Job: Type every record exactly as it appears.

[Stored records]
++++++++

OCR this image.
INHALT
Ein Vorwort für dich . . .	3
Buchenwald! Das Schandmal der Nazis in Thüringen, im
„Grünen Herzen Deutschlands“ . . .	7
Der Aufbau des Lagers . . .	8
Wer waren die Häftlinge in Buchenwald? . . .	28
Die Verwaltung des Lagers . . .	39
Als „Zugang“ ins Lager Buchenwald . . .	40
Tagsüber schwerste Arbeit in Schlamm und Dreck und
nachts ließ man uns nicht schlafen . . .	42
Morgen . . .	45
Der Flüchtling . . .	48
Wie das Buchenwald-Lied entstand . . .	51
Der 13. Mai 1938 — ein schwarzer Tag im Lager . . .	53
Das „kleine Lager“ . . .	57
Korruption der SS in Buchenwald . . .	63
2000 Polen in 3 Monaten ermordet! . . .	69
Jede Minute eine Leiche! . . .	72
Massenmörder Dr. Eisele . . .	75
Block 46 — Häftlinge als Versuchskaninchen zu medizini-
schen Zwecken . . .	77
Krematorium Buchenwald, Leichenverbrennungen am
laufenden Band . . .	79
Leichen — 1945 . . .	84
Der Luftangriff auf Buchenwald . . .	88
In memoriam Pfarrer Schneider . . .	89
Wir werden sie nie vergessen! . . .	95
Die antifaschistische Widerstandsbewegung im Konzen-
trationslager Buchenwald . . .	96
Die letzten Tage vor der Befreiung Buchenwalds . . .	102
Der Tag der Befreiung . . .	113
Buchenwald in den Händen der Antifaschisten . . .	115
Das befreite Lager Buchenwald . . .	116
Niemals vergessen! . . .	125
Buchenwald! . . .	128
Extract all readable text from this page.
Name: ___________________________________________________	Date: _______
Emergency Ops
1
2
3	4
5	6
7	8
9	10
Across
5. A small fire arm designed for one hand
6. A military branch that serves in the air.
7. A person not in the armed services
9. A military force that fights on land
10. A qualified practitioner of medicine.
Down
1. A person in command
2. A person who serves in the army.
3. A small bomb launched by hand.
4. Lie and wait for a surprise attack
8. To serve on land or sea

++++++++

Result:
OCR this image.
INHALT
Ein Vorwort für dich . . .	3
Buchenwald! Das Schandmal der Nazis in Thüringen, im
„Grünen Herzen Deutschlands“ . . .	7
Der Aufbau des Lagers . . .	8
Wer waren die Häftlinge in Buchenwald? . . .	28
Die Verwaltung des Lagers . . .	39
Als „Zugang“ ins Lager Buchenwald . . .	40
Tagsüber schwerste Arbeit in Schlamm und Dreck und
nachts ließ man uns nicht schlafen . . .	42
Morgen . . .	45
Der Flüchtling . . .	48
Wie das Buchenwald-Lied entstand . . .	51
Der 13. Mai 1938 — ein schwarzer Tag im Lager . . .	53
Das „kleine Lager“ . . .	57
Korruption der SS in Buchenwald . . .	63
2000 Polen in 3 Monaten ermordet! . . .	69
Jede Minute eine Leiche! . . .	72
Massenmörder Dr. Eisele . . .	75
Block 46 — Häftlinge als Versuchskaninchen zu medizini-
schen Zwecken . . .	77
Krematorium Buchenwald, Leichenverbrennungen am
laufenden Band . . .	79
Leichen — 1945 . . .	84
Der Luftangriff auf Buchenwald . . .	88
In memoriam Pfarrer Schneider . . .	89
Wir werden sie nie vergessen! . . .	95
Die antifaschistische Widerstandsbewegung im Konzen-
trationslager Buchenwald . . .	96
Die letzten Tage vor der Befreiung Buchenwalds . . .	102
Der Tag der Befreiung . . .	113
Buchenwald in den Händen der Antifaschisten . . .	115
Das befreite Lager Buchenwald . . .	116
Niemals vergessen! . . .	125
Buchenwald! . . .	128
Extract all readable text from this page.
Name: ___________________________________________________	Date: _______
Emergency Ops
1
2
3	4
5	6
7	8
9	10
Across
5. A small fire arm designed for one hand
6. A military branch that serves in the air.
7. A person not in the armed services
9. A military force that fights on land
10. A qualified practitioner of medicine.
Down
1. A person in command
2. A person who serves in the army.
3. A small bomb launched by hand.
4. Lie and wait for a surprise attack
8. To serve on land or sea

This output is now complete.